_Saved entries_.
──────

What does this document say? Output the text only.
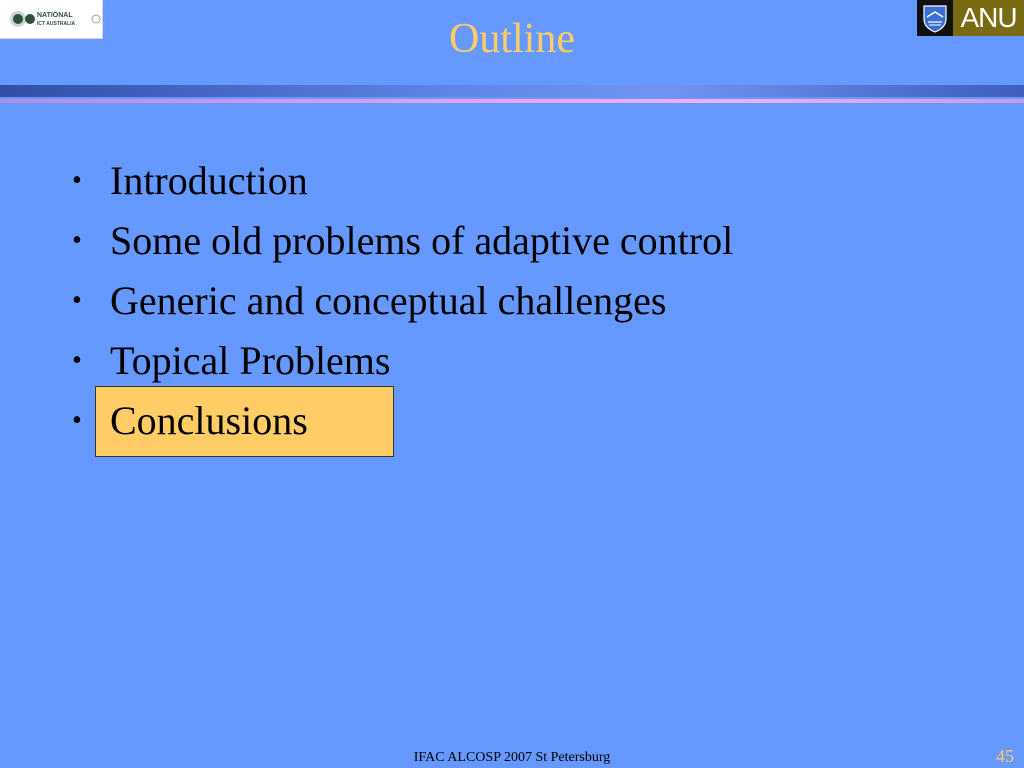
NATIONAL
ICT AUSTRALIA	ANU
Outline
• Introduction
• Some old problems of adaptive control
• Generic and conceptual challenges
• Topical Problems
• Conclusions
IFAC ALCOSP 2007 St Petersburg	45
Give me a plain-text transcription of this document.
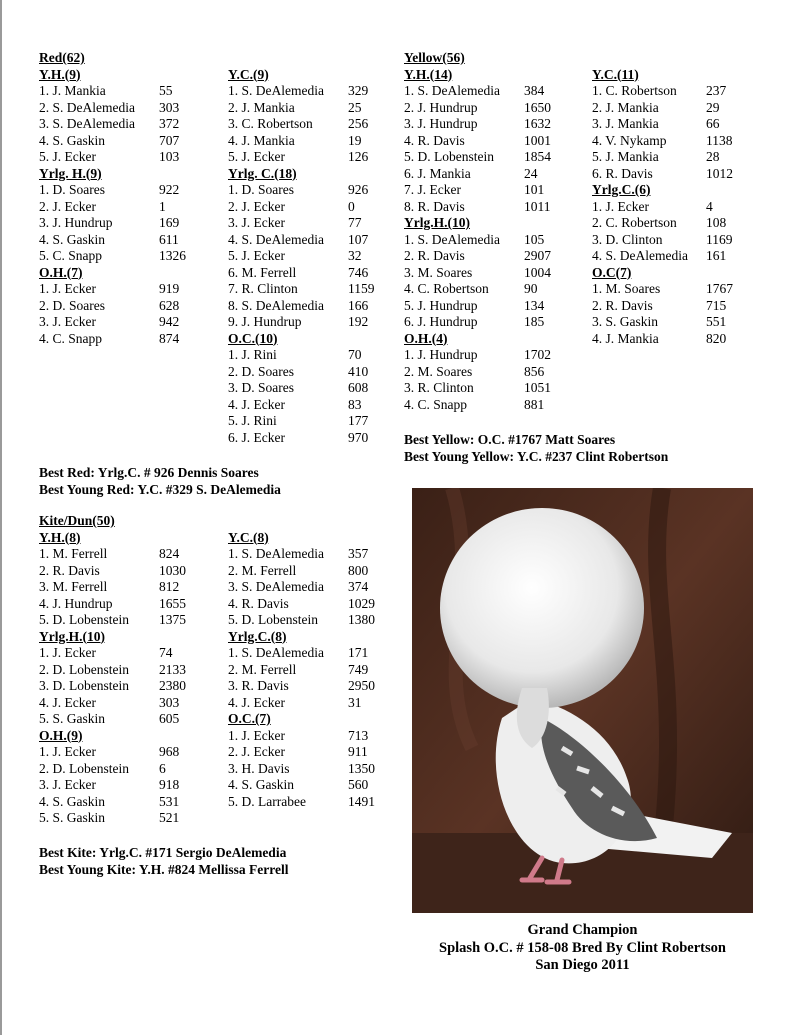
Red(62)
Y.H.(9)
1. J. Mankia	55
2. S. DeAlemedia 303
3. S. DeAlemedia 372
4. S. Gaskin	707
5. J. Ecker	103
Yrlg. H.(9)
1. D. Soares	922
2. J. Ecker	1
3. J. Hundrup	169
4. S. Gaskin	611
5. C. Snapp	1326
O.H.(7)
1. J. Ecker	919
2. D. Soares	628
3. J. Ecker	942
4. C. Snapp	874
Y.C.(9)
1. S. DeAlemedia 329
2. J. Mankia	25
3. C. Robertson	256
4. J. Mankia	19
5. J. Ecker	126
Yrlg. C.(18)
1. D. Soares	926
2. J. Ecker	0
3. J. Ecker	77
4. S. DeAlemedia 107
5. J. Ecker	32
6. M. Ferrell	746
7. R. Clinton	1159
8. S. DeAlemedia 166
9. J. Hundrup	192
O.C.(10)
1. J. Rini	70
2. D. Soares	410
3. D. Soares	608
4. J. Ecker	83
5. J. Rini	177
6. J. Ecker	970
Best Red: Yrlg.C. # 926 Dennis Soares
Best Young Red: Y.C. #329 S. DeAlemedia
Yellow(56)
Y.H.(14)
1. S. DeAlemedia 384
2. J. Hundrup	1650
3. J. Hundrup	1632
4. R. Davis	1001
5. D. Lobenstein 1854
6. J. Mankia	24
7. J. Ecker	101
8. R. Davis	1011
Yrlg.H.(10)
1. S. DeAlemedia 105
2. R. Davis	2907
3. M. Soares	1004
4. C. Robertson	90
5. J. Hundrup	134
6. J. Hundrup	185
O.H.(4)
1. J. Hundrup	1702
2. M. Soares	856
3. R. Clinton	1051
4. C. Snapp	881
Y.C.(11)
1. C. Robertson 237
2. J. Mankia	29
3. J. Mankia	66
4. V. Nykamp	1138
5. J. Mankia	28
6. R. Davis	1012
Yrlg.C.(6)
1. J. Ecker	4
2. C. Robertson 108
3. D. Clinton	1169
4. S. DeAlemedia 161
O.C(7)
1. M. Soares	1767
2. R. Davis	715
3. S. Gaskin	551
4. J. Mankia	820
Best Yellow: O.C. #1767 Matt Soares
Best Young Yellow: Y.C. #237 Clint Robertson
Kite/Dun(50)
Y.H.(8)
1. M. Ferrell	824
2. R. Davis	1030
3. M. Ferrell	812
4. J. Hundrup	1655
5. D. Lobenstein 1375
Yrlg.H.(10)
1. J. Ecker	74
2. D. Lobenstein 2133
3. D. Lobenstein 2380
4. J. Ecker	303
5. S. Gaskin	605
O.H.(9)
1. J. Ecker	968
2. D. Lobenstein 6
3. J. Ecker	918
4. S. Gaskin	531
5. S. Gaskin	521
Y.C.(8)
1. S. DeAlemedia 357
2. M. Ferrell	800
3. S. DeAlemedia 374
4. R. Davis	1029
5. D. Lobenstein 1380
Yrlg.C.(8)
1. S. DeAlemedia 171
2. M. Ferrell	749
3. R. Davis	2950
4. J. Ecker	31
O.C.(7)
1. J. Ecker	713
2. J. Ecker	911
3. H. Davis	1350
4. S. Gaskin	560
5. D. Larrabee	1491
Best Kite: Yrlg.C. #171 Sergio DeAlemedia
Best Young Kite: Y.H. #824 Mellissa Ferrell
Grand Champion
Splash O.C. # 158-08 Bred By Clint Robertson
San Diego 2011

──────

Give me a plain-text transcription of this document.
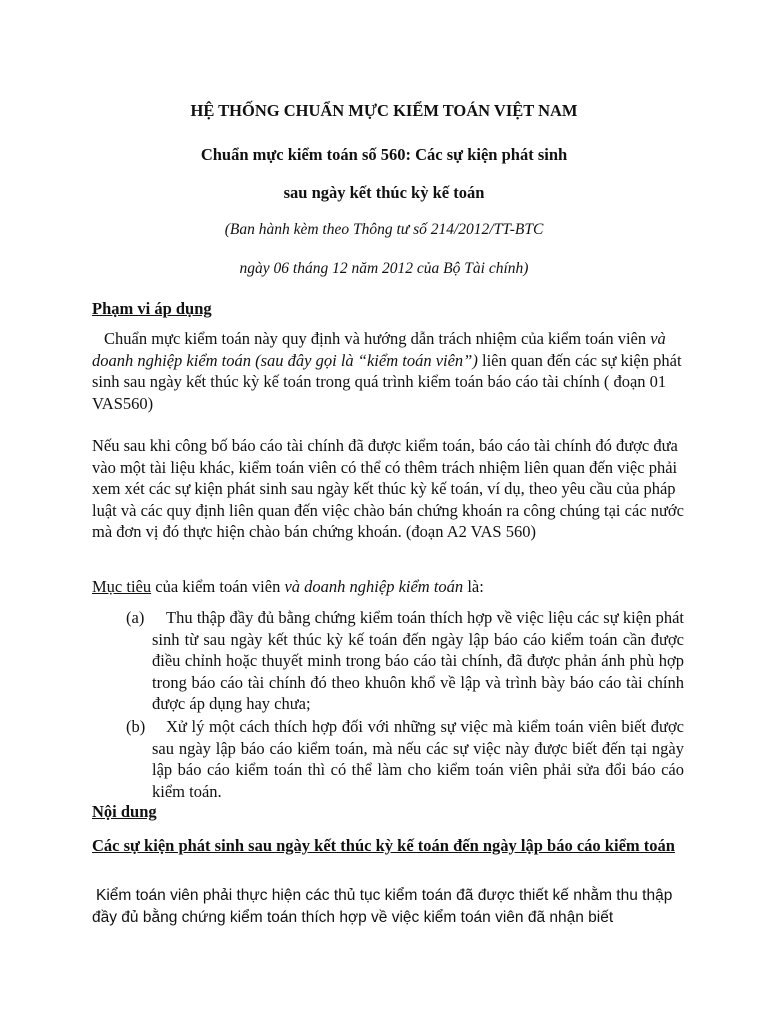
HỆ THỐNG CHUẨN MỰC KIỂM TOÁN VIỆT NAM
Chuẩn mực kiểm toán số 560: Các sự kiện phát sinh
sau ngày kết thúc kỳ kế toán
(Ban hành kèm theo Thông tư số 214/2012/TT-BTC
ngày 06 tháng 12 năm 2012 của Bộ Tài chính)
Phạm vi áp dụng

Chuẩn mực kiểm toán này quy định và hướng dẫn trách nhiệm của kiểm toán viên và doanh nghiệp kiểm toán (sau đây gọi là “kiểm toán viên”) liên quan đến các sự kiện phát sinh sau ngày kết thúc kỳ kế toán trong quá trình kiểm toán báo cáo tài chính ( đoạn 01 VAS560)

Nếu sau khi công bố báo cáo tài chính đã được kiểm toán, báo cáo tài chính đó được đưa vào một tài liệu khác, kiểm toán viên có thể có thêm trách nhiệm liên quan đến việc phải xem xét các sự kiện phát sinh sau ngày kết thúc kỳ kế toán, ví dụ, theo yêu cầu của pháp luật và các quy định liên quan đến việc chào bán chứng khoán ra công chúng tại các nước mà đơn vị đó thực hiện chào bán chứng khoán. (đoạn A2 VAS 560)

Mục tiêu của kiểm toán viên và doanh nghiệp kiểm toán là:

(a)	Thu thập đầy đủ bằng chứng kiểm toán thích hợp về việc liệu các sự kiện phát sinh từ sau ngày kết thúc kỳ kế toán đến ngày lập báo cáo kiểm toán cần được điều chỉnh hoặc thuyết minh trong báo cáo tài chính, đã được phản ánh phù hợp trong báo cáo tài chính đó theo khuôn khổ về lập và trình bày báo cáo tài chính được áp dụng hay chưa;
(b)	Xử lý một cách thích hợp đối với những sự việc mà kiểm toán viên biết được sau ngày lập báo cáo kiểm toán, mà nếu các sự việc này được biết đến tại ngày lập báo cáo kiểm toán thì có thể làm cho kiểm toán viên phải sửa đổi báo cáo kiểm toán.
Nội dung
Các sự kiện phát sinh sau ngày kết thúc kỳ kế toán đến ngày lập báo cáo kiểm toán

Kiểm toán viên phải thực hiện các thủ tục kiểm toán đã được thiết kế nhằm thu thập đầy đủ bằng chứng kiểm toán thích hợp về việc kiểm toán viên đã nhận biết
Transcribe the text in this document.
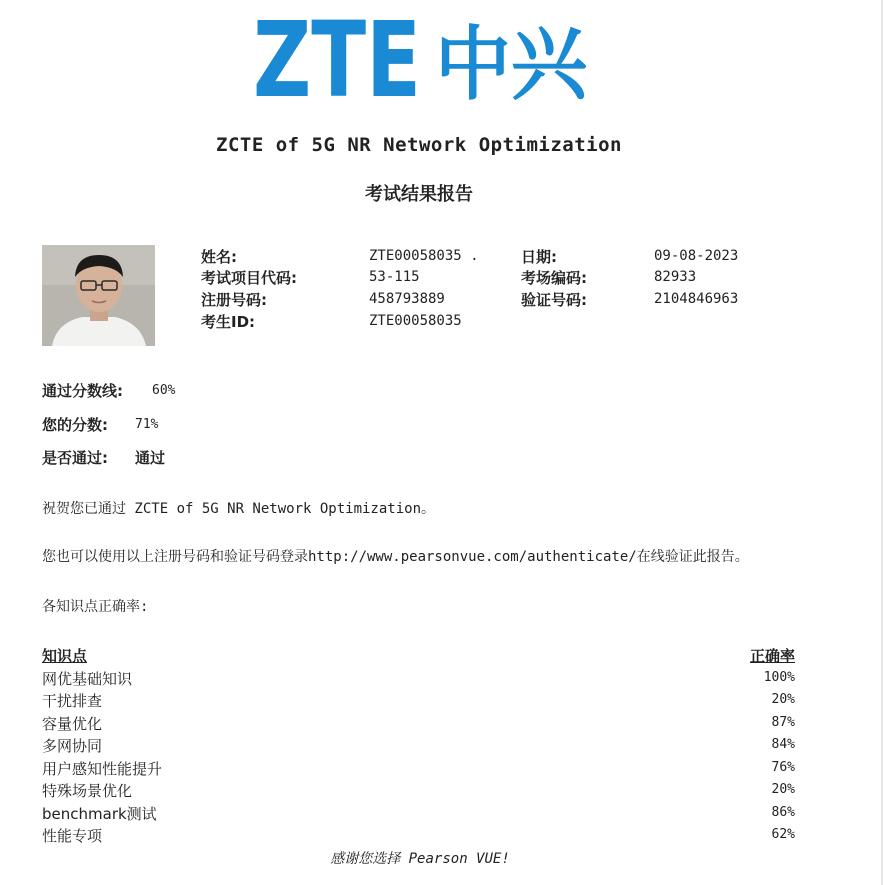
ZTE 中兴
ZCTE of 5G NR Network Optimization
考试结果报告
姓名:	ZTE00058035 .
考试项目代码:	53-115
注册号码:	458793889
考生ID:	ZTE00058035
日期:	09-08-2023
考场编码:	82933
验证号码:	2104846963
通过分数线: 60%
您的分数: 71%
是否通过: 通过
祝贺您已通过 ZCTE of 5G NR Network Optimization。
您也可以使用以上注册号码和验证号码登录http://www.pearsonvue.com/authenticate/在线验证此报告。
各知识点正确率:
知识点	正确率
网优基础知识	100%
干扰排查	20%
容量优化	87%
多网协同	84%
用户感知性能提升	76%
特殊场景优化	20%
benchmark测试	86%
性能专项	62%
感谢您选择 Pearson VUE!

──────

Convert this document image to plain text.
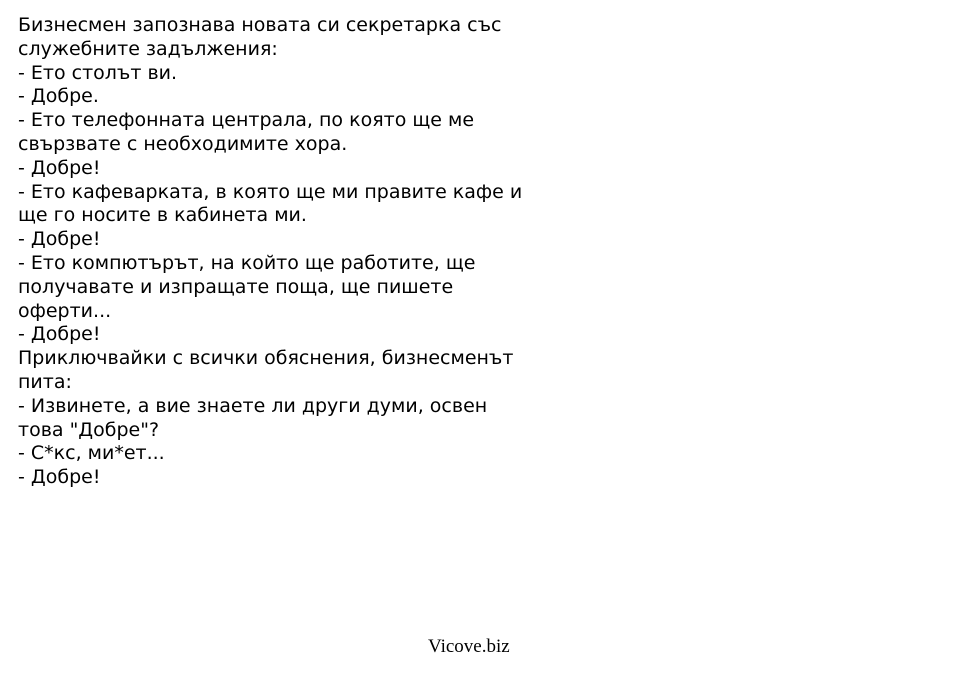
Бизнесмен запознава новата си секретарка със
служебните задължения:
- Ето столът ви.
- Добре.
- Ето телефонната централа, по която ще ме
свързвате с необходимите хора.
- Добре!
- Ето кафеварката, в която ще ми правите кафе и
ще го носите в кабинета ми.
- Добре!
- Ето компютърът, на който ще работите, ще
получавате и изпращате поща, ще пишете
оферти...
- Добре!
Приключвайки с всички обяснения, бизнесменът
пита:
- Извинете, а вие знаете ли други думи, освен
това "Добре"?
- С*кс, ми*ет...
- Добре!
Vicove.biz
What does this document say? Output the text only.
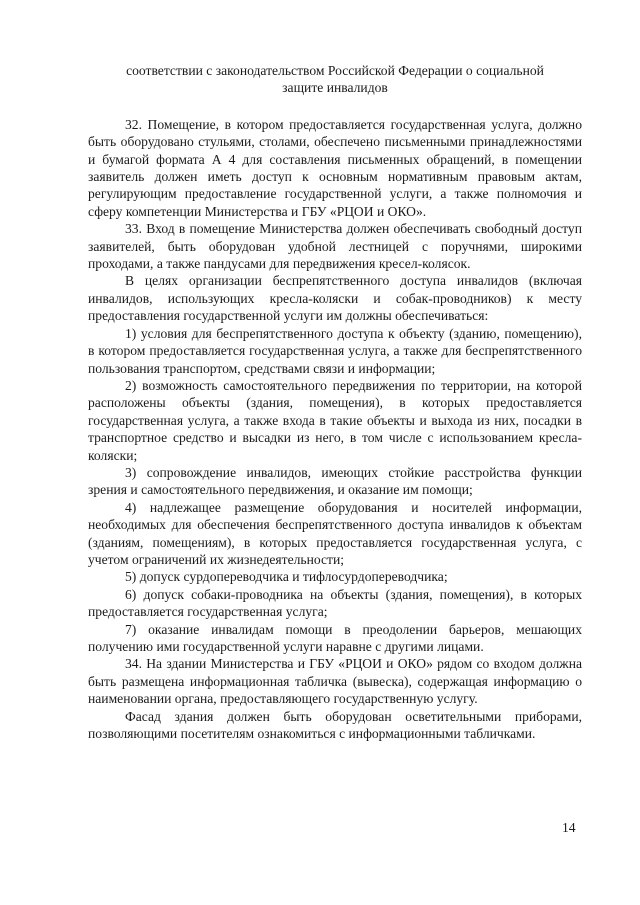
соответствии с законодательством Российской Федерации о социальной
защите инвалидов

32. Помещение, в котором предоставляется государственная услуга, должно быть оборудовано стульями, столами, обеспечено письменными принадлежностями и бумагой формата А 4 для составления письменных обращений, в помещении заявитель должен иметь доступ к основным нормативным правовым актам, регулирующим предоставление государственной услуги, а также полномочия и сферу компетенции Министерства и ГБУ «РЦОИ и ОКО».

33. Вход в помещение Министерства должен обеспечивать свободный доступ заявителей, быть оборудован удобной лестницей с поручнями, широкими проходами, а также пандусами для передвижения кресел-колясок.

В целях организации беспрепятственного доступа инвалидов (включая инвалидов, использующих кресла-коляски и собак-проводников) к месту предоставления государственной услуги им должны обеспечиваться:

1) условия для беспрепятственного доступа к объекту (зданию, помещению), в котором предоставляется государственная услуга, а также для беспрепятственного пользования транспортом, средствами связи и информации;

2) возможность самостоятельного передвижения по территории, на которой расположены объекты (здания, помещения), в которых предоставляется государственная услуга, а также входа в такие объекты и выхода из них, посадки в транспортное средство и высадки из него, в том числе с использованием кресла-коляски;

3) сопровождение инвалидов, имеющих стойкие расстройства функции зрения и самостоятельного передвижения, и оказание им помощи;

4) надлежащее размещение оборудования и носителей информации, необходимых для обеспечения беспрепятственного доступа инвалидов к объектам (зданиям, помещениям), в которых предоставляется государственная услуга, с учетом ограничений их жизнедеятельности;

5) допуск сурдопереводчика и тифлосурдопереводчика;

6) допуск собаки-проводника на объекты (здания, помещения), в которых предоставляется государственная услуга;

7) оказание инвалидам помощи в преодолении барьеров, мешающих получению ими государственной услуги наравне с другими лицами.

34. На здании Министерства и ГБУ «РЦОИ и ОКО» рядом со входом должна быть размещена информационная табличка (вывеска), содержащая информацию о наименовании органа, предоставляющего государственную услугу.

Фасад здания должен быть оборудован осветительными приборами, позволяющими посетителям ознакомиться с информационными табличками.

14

──────

_DESCRIPTION OF THE TASK_.
Identify the lines in the entries that hold "самостоятельного" and return each one.

_TASK RESPONSE_.
2) возможность самостоятельного передвижения по территории, на которой расположены объекты (здания, помещения), в которых предоставляется государственная услуга, а также входа в такие объекты и выхода из них, посадки в транспортное средство и высадки из него, в том числе с использованием кресла-коляски;
3) сопровождение инвалидов, имеющих стойкие расстройства функции зрения и самостоятельного передвижения, и оказание им помощи;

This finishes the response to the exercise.